Document segment
** START **

Vacuum bag vs bolt force (fabricating a carbon fiber wing)

In summary, the speaker is trying to make a strong carbon fiber wing by vacuum bagging the top and bottom halves separately and then using a strong epoxy to bond them together. They are considering using either a vacuum bag or a series of bolts and washers to apply pressure. The speaker's calculations for the total force are 2170 lbs for the vacuum method and 2280 lbs for the bolt method. They also mention that the excess resin seeping out should not be a concern. The speaker believes that the vacuum method is preferable as it distributes the load evenly. They also share their experience with using a vacuum bag and pressure for fabricating aluminum honeycomb wing sections in the past.
  • #1
Hello, thanks in advance.

I'm trying to make a near 100% solid carbon fiber wing. I'm vacuum bagging the top half of the wing and the bottom half of the wing separate.
After making sure there is a thin 2mm gap b/w the center of both halves the goal is to put a very strong, thick epoxy between them and clamp the mold together.

** END **

Supplied data
** START **

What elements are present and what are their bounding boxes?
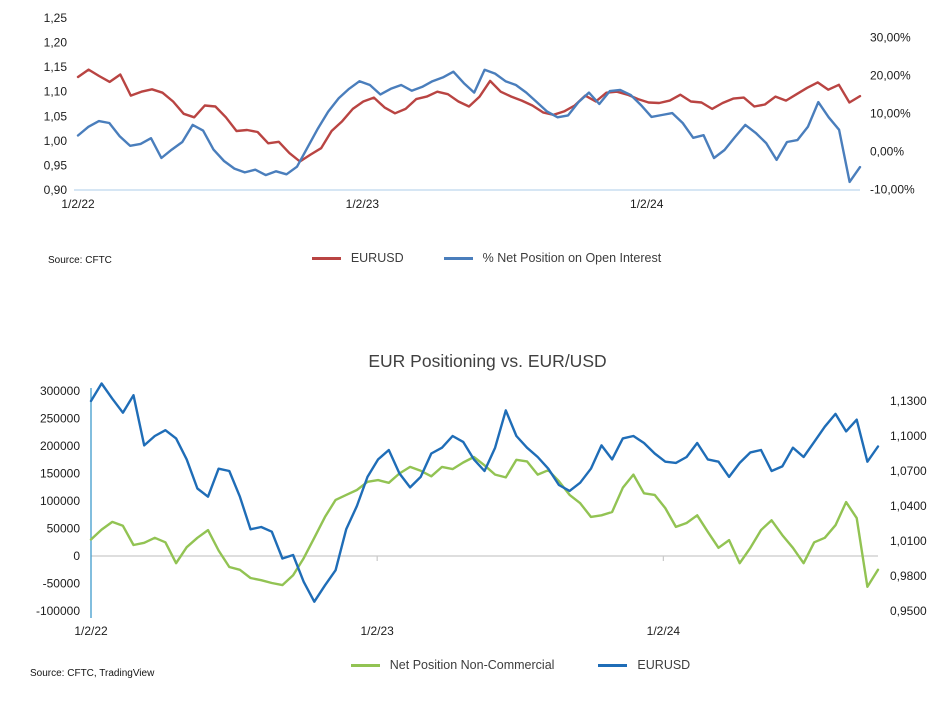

** END **

What to work on
Reproduce word for word the part of the carbon fiber wing post running from "Vacuum bag vs" down to "thanks in advance.". The listing has no connection to the carbon fiber wing post.

Finished answer
Vacuum bag vs bolt force (fabricating a carbon fiber wing)

In summary, the speaker is trying to make a strong carbon fiber wing by vacuum bagging the top and bottom halves separately and then using a strong epoxy to bond them together. They are considering using either a vacuum bag or a series of bolts and washers to apply pressure. The speaker's calculations for the total force are 2170 lbs for the vacuum method and 2280 lbs for the bolt method. They also mention that the excess resin seeping out should not be a concern. The speaker believes that the vacuum method is preferable as it distributes the load evenly. They also share their experience with using a vacuum bag and pressure for fabricating aluminum honeycomb wing sections in the past.
  • #1
Hello, thanks in advance.